● **GIVEN EXERCISE**
Every line of the data must be copied exactly.
.....
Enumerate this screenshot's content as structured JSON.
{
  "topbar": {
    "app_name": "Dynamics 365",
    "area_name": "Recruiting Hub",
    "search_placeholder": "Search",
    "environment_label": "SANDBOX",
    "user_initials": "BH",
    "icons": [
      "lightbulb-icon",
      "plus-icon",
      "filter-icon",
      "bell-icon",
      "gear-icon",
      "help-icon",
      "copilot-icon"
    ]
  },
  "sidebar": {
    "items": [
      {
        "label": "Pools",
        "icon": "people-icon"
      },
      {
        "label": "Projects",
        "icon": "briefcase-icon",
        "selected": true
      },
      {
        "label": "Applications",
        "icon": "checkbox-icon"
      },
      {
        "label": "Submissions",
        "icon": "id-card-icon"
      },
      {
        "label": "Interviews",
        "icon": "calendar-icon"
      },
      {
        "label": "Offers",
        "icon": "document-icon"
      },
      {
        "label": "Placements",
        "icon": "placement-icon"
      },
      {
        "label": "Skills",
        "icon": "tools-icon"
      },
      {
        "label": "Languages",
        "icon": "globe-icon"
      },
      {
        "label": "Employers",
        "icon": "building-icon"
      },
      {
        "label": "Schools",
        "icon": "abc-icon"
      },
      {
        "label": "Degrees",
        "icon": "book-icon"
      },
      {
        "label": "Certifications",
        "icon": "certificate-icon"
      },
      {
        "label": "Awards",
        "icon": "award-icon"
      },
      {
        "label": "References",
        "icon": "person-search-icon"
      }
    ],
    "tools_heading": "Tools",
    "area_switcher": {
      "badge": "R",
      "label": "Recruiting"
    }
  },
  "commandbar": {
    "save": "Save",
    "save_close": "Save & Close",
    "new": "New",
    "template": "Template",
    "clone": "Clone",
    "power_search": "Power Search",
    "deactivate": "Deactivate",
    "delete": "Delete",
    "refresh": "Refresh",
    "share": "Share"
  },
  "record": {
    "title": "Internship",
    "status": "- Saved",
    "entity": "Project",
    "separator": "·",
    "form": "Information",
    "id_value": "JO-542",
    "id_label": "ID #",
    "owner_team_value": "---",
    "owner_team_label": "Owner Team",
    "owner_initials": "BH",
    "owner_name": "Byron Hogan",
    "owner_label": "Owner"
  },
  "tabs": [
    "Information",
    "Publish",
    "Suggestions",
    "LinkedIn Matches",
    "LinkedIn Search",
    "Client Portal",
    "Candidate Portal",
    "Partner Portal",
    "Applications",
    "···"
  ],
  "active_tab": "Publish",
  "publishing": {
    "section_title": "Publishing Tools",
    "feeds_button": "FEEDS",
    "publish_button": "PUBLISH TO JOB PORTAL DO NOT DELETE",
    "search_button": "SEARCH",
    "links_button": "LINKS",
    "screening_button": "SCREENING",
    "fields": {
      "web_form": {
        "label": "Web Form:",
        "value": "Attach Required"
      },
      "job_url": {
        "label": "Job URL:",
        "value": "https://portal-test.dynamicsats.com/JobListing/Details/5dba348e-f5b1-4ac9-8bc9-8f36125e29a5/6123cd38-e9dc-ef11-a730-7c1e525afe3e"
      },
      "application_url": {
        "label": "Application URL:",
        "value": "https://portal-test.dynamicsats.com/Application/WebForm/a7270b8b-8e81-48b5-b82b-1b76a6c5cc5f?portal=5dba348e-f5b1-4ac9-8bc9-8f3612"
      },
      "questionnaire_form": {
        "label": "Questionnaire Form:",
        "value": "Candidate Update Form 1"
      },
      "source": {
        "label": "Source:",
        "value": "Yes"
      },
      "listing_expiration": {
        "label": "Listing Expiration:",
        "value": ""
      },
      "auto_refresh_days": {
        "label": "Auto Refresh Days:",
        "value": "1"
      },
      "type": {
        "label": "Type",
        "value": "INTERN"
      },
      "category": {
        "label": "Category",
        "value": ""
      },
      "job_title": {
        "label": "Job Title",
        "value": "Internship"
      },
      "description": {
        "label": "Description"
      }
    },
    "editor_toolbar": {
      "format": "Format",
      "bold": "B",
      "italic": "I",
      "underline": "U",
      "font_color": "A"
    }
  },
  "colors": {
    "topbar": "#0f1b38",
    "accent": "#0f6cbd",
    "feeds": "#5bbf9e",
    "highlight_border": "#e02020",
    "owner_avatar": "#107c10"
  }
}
.....
● **RESULT OF THE EXERCISE**
Enumerate this screenshot's content as structured JSON.
{
  "topbar": {
    "app_name": "Dynamics 365",
    "area_name": "Recruiting Hub",
    "search_placeholder": "Search",
    "environment_label": "SANDBOX",
    "user_initials": "BH",
    "icons": [
      "lightbulb-icon",
      "plus-icon",
      "filter-icon",
      "bell-icon",
      "gear-icon",
      "help-icon",
      "copilot-icon"
    ]
  },
  "sidebar": {
    "items": [
      {
        "label": "Pools",
        "icon": "people-icon"
      },
      {
        "label": "Projects",
        "icon": "briefcase-icon",
        "selected": true
      },
      {
        "label": "Applications",
        "icon": "checkbox-icon"
      },
      {
        "label": "Submissions",
        "icon": "id-card-icon"
      },
      {
        "label": "Interviews",
        "icon": "calendar-icon"
      },
      {
        "label": "Offers",
        "icon": "document-icon"
      },
      {
        "label": "Placements",
        "icon": "placement-icon"
      },
      {
        "label": "Skills",
        "icon": "tools-icon"
      },
      {
        "label": "Languages",
        "icon": "globe-icon"
      },
      {
        "label": "Employers",
        "icon": "building-icon"
      },
      {
        "label": "Schools",
        "icon": "abc-icon"
      },
      {
        "label": "Degrees",
        "icon": "book-icon"
      },
      {
        "label": "Certifications",
        "icon": "certificate-icon"
      },
      {
        "label": "Awards",
        "icon": "award-icon"
      },
      {
        "label": "References",
        "icon": "person-search-icon"
      }
    ],
    "tools_heading": "Tools",
    "area_switcher": {
      "badge": "R",
      "label": "Recruiting"
    }
  },
  "commandbar": {
    "save": "Save",
    "save_close": "Save & Close",
    "new": "New",
    "template": "Template",
    "clone": "Clone",
    "power_search": "Power Search",
    "deactivate": "Deactivate",
    "delete": "Delete",
    "refresh": "Refresh",
    "share": "Share"
  },
  "record": {
    "title": "Internship",
    "status": "- Saved",
    "entity": "Project",
    "separator": "·",
    "form": "Information",
    "id_value": "JO-542",
    "id_label": "ID #",
    "owner_team_value": "---",
    "owner_team_label": "Owner Team",
    "owner_initials": "BH",
    "owner_name": "Byron Hogan",
    "owner_label": "Owner"
  },
  "tabs": [
    "Information",
    "Publish",
    "Suggestions",
    "LinkedIn Matches",
    "LinkedIn Search",
    "Client Portal",
    "Candidate Portal",
    "Partner Portal",
    "Applications",
    "···"
  ],
  "active_tab": "Publish",
  "publishing": {
    "section_title": "Publishing Tools",
    "feeds_button": "FEEDS",
    "publish_button": "PUBLISH TO JOB PORTAL DO NOT DELETE",
    "search_button": "SEARCH",
    "links_button": "LINKS",
    "screening_button": "SCREENING",
    "fields": {
      "web_form": {
        "label": "Web Form:",
        "value": "Attach Required"
      },
      "job_url": {
        "label": "Job URL:",
        "value": "https://portal-test.dynamicsats.com/JobListing/Details/5dba348e-f5b1-4ac9-8bc9-8f36125e29a5/6123cd38-e9dc-ef11-a730-7c1e525afe3e"
      },
      "application_url": {
        "label": "Application URL:",
        "value": "https://portal-test.dynamicsats.com/Application/WebForm/a7270b8b-8e81-48b5-b82b-1b76a6c5cc5f?portal=5dba348e-f5b1-4ac9-8bc9-8f3612"
      },
      "questionnaire_form": {
        "label": "Questionnaire Form:",
        "value": "Candidate Update Form 1"
      },
      "source": {
        "label": "Source:",
        "value": "Yes"
      },
      "listing_expiration": {
        "label": "Listing Expiration:",
        "value": ""
      },
      "auto_refresh_days": {
        "label": "Auto Refresh Days:",
        "value": "1"
      },
      "type": {
        "label": "Type",
        "value": "INTERN"
      },
      "category": {
        "label": "Category",
        "value": ""
      },
      "job_title": {
        "label": "Job Title",
        "value": "Internship"
      },
      "description": {
        "label": "Description"
      }
    },
    "editor_toolbar": {
      "format": "Format",
      "bold": "B",
      "italic": "I",
      "underline": "U",
      "font_color": "A"
    }
  },
  "colors": {
    "topbar": "#0f1b38",
    "accent": "#0f6cbd",
    "feeds": "#5bbf9e",
    "highlight_border": "#e02020",
    "owner_avatar": "#107c10"
  }
}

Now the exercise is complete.